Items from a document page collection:
****************

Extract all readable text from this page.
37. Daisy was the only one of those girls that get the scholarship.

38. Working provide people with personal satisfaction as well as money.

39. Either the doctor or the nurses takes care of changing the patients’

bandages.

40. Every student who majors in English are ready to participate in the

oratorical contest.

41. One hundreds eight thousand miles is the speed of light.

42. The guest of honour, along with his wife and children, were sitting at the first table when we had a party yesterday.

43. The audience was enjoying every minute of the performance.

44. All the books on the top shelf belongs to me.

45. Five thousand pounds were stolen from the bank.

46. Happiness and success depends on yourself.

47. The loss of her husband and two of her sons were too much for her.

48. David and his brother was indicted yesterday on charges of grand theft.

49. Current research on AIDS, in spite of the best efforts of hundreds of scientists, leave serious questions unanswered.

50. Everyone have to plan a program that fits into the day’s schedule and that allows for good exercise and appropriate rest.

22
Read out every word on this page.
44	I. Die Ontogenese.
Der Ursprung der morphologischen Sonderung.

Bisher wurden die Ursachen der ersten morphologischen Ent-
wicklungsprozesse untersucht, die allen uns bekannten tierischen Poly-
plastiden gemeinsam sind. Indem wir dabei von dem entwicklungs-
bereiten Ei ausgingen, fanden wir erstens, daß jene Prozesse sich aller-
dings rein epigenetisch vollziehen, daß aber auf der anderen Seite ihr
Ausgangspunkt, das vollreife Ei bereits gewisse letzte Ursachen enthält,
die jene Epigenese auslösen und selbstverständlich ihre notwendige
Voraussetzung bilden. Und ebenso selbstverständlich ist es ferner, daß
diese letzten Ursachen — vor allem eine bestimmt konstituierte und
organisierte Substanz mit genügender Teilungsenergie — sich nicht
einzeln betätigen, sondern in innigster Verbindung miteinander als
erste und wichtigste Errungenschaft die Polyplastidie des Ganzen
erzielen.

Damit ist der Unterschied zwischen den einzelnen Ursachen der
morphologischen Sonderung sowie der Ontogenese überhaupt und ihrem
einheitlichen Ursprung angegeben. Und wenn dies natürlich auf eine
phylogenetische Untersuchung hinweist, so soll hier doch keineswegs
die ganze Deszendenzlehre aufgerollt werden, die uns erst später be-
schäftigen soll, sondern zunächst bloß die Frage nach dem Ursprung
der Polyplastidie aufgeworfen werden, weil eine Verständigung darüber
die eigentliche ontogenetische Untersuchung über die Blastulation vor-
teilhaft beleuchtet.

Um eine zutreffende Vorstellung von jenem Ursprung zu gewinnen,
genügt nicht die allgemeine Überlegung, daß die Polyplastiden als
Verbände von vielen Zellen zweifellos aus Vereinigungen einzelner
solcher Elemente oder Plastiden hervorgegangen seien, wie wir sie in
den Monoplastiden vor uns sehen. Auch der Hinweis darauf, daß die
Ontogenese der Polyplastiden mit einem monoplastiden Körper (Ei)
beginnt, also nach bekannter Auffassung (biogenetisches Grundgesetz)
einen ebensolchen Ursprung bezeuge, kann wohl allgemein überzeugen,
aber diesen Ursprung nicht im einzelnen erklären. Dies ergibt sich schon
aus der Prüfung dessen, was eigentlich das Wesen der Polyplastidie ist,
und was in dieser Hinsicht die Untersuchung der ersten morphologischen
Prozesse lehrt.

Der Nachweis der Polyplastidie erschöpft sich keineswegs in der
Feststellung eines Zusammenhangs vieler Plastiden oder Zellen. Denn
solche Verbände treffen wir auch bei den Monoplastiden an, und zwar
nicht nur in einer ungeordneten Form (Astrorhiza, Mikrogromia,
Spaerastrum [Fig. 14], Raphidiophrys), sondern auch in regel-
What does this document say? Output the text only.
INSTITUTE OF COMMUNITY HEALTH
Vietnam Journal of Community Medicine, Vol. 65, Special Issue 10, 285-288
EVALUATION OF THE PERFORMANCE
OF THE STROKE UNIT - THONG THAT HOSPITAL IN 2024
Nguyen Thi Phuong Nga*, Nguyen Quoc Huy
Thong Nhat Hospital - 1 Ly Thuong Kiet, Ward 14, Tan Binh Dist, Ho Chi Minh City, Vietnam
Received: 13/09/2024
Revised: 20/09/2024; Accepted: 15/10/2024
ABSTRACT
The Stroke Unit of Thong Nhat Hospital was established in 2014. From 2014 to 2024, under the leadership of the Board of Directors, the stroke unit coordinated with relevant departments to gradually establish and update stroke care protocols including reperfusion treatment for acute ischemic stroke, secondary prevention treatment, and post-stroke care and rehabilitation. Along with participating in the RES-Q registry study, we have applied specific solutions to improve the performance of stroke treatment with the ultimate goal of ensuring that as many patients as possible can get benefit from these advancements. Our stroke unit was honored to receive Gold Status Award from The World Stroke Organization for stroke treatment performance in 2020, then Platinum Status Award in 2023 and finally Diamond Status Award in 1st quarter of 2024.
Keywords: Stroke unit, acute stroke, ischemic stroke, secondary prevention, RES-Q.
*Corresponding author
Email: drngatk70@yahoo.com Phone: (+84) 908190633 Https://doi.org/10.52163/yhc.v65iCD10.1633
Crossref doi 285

****************

*Required work*: For this exercise, output the entries above exactly as written.

*Expected answer*:
Extract all readable text from this page.
37. Daisy was the only one of those girls that get the scholarship.

38. Working provide people with personal satisfaction as well as money.

39. Either the doctor or the nurses takes care of changing the patients’

bandages.

40. Every student who majors in English are ready to participate in the

oratorical contest.

41. One hundreds eight thousand miles is the speed of light.

42. The guest of honour, along with his wife and children, were sitting at the first table when we had a party yesterday.

43. The audience was enjoying every minute of the performance.

44. All the books on the top shelf belongs to me.

45. Five thousand pounds were stolen from the bank.

46. Happiness and success depends on yourself.

47. The loss of her husband and two of her sons were too much for her.

48. David and his brother was indicted yesterday on charges of grand theft.

49. Current research on AIDS, in spite of the best efforts of hundreds of scientists, leave serious questions unanswered.

50. Everyone have to plan a program that fits into the day’s schedule and that allows for good exercise and appropriate rest.

22
Read out every word on this page.
44	I. Die Ontogenese.
Der Ursprung der morphologischen Sonderung.

Bisher wurden die Ursachen der ersten morphologischen Ent-
wicklungsprozesse untersucht, die allen uns bekannten tierischen Poly-
plastiden gemeinsam sind. Indem wir dabei von dem entwicklungs-
bereiten Ei ausgingen, fanden wir erstens, daß jene Prozesse sich aller-
dings rein epigenetisch vollziehen, daß aber auf der anderen Seite ihr
Ausgangspunkt, das vollreife Ei bereits gewisse letzte Ursachen enthält,
die jene Epigenese auslösen und selbstverständlich ihre notwendige
Voraussetzung bilden. Und ebenso selbstverständlich ist es ferner, daß
diese letzten Ursachen — vor allem eine bestimmt konstituierte und
organisierte Substanz mit genügender Teilungsenergie — sich nicht
einzeln betätigen, sondern in innigster Verbindung miteinander als
erste und wichtigste Errungenschaft die Polyplastidie des Ganzen
erzielen.

Damit ist der Unterschied zwischen den einzelnen Ursachen der
morphologischen Sonderung sowie der Ontogenese überhaupt und ihrem
einheitlichen Ursprung angegeben. Und wenn dies natürlich auf eine
phylogenetische Untersuchung hinweist, so soll hier doch keineswegs
die ganze Deszendenzlehre aufgerollt werden, die uns erst später be-
schäftigen soll, sondern zunächst bloß die Frage nach dem Ursprung
der Polyplastidie aufgeworfen werden, weil eine Verständigung darüber
die eigentliche ontogenetische Untersuchung über die Blastulation vor-
teilhaft beleuchtet.

Um eine zutreffende Vorstellung von jenem Ursprung zu gewinnen,
genügt nicht die allgemeine Überlegung, daß die Polyplastiden als
Verbände von vielen Zellen zweifellos aus Vereinigungen einzelner
solcher Elemente oder Plastiden hervorgegangen seien, wie wir sie in
den Monoplastiden vor uns sehen. Auch der Hinweis darauf, daß die
Ontogenese der Polyplastiden mit einem monoplastiden Körper (Ei)
beginnt, also nach bekannter Auffassung (biogenetisches Grundgesetz)
einen ebensolchen Ursprung bezeuge, kann wohl allgemein überzeugen,
aber diesen Ursprung nicht im einzelnen erklären. Dies ergibt sich schon
aus der Prüfung dessen, was eigentlich das Wesen der Polyplastidie ist,
und was in dieser Hinsicht die Untersuchung der ersten morphologischen
Prozesse lehrt.

Der Nachweis der Polyplastidie erschöpft sich keineswegs in der
Feststellung eines Zusammenhangs vieler Plastiden oder Zellen. Denn
solche Verbände treffen wir auch bei den Monoplastiden an, und zwar
nicht nur in einer ungeordneten Form (Astrorhiza, Mikrogromia,
Spaerastrum [Fig. 14], Raphidiophrys), sondern auch in regel-
What does this document say? Output the text only.
INSTITUTE OF COMMUNITY HEALTH
Vietnam Journal of Community Medicine, Vol. 65, Special Issue 10, 285-288
EVALUATION OF THE PERFORMANCE
OF THE STROKE UNIT - THONG THAT HOSPITAL IN 2024
Nguyen Thi Phuong Nga*, Nguyen Quoc Huy
Thong Nhat Hospital - 1 Ly Thuong Kiet, Ward 14, Tan Binh Dist, Ho Chi Minh City, Vietnam
Received: 13/09/2024
Revised: 20/09/2024; Accepted: 15/10/2024
ABSTRACT
The Stroke Unit of Thong Nhat Hospital was established in 2014. From 2014 to 2024, under the leadership of the Board of Directors, the stroke unit coordinated with relevant departments to gradually establish and update stroke care protocols including reperfusion treatment for acute ischemic stroke, secondary prevention treatment, and post-stroke care and rehabilitation. Along with participating in the RES-Q registry study, we have applied specific solutions to improve the performance of stroke treatment with the ultimate goal of ensuring that as many patients as possible can get benefit from these advancements. Our stroke unit was honored to receive Gold Status Award from The World Stroke Organization for stroke treatment performance in 2020, then Platinum Status Award in 2023 and finally Diamond Status Award in 1st quarter of 2024.
Keywords: Stroke unit, acute stroke, ischemic stroke, secondary prevention, RES-Q.
*Corresponding author
Email: drngatk70@yahoo.com Phone: (+84) 908190633 Https://doi.org/10.52163/yhc.v65iCD10.1633
Crossref doi 285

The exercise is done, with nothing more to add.